▼▼▼

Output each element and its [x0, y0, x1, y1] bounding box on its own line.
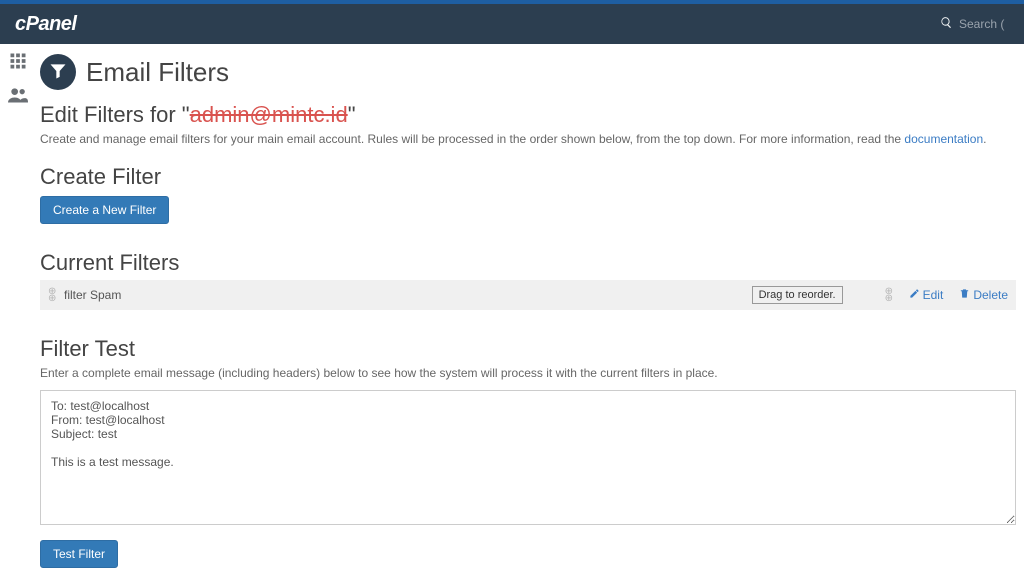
edit-filter-link[interactable]: Edit: [909, 288, 944, 302]
main-content: Email Filters Edit Filters for "admin@mi…: [36, 44, 1024, 588]
create-filter-heading: Create Filter: [40, 164, 1024, 190]
brand-logo[interactable]: cPanel: [15, 13, 76, 36]
filter-test-heading: Filter Test: [40, 336, 1024, 362]
edit-desc-suffix: .: [983, 132, 986, 146]
funnel-icon: [48, 61, 68, 84]
header-search[interactable]: [940, 16, 1009, 32]
drag-handle-icon[interactable]: ⊕⊕: [48, 289, 58, 302]
edit-filters-heading: Edit Filters for "admin@mintc.id": [40, 102, 1024, 128]
filter-name: filter Spam: [64, 288, 121, 302]
filter-test-textarea[interactable]: [40, 390, 1016, 525]
test-filter-button[interactable]: Test Filter: [40, 540, 118, 568]
trash-icon: [959, 288, 970, 302]
search-icon: [940, 16, 953, 32]
documentation-link[interactable]: documentation: [904, 132, 983, 146]
grid-icon: [9, 58, 27, 73]
pencil-icon: [909, 288, 920, 302]
sidebar-item-apps[interactable]: [9, 52, 27, 73]
sidebar: [0, 44, 36, 588]
edit-label: Edit: [923, 288, 944, 302]
create-new-filter-button[interactable]: Create a New Filter: [40, 196, 169, 224]
edit-filters-prefix: Edit Filters for ": [40, 102, 190, 127]
edit-filters-suffix: ": [348, 102, 356, 127]
edit-desc-text: Create and manage email filters for your…: [40, 132, 904, 146]
users-icon: [8, 91, 28, 106]
sort-handle-icon[interactable]: ⊕⊕: [885, 289, 895, 302]
sidebar-item-users[interactable]: [8, 87, 28, 106]
page-title: Email Filters: [86, 57, 229, 88]
edit-filters-account: admin@mintc.id: [190, 102, 348, 127]
header: cPanel: [0, 4, 1024, 44]
search-input[interactable]: [959, 17, 1009, 31]
filter-row: ⊕⊕ filter Spam Drag to reorder. ⊕⊕ Edit: [40, 280, 1016, 310]
current-filters-heading: Current Filters: [40, 250, 1024, 276]
delete-filter-link[interactable]: Delete: [959, 288, 1008, 302]
edit-filters-desc: Create and manage email filters for your…: [40, 132, 1024, 146]
filter-test-desc: Enter a complete email message (includin…: [40, 366, 1024, 380]
delete-label: Delete: [973, 288, 1008, 302]
page-icon-funnel: [40, 54, 76, 90]
reorder-tooltip: Drag to reorder.: [752, 286, 843, 304]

▲▲▲

- 任务说明 -
请把以上全部数据改写成一个 JSON 字符串列表，每一行对应一个字符串，空行不计。答案中不要包含图片。

- 任务回答 -
[
  "Output each element and its [x0, y0, x1, y1] bounding box on its own line.",
  "edit-filter-link[interactable]: Edit: [909, 288, 944, 302]",
  "main-content: Email Filters Edit Filters for \"admin@mi…: [36, 44, 1024, 588]",
  "create-filter-heading: Create Filter: [40, 164, 1024, 190]",
  "brand-logo[interactable]: cPanel: [15, 13, 76, 36]",
  "filter-test-heading: Filter Test: [40, 336, 1024, 362]",
  "edit-desc-suffix: .: [983, 132, 986, 146]",
  "funnel-icon: [48, 61, 68, 84]",
  "header-search[interactable]: [940, 16, 1009, 32]",
  "drag-handle-icon[interactable]: ⊕⊕: [48, 289, 58, 302]",
  "edit-filters-heading: Edit Filters for \"admin@mintc.id\": [40, 102, 1024, 128]",
  "filter-name: filter Spam: [64, 288, 121, 302]",
  "filter-test-textarea[interactable]: [40, 390, 1016, 525]",
  "test-filter-button[interactable]: Test Filter: [40, 540, 118, 568]",
  "trash-icon: [959, 288, 970, 302]",
  "search-icon: [940, 16, 953, 32]",
  "documentation-link[interactable]: documentation: [904, 132, 983, 146]",
  "grid-icon: [9, 58, 27, 73]",
  "pencil-icon: [909, 288, 920, 302]",
  "sidebar-item-apps[interactable]: [9, 52, 27, 73]",
  "sidebar: [0, 44, 36, 588]",
  "edit-label: Edit: [923, 288, 944, 302]",
  "create-new-filter-button[interactable]: Create a New Filter: [40, 196, 169, 224]",
  "edit-filters-prefix: Edit Filters for \": [40, 102, 190, 127]",
  "edit-filters-suffix: \": [348, 102, 356, 127]",
  "edit-desc-text: Create and manage email filters for your…: [40, 132, 904, 146]",
  "users-icon: [8, 91, 28, 106]",
  "sort-handle-icon[interactable]: ⊕⊕: [885, 289, 895, 302]",
  "sidebar-item-users[interactable]: [8, 87, 28, 106]",
  "page-title: Email Filters: [86, 57, 229, 88]",
  "edit-filters-account: admin@mintc.id: [190, 102, 348, 127]",
  "header: cPanel: [0, 4, 1024, 44]",
  "search-input[interactable]: [959, 17, 1009, 31]",
  "filter-row: ⊕⊕ filter Spam Drag to reorder. ⊕⊕ Edit: [40, 280, 1016, 310]",
  "current-filters-heading: Current Filters: [40, 250, 1024, 276]",
  "delete-filter-link[interactable]: Delete: [959, 288, 1008, 302]",
  "edit-filters-desc: Create and manage email filters for your…: [40, 132, 1024, 146]",
  "filter-test-desc: Enter a complete email message (includin…: [40, 366, 1024, 380]",
  "delete-label: Delete: [973, 288, 1008, 302]",
  "page-icon-funnel: [40, 54, 76, 90]",
  "reorder-tooltip: Drag to reorder.: [752, 286, 843, 304]"
]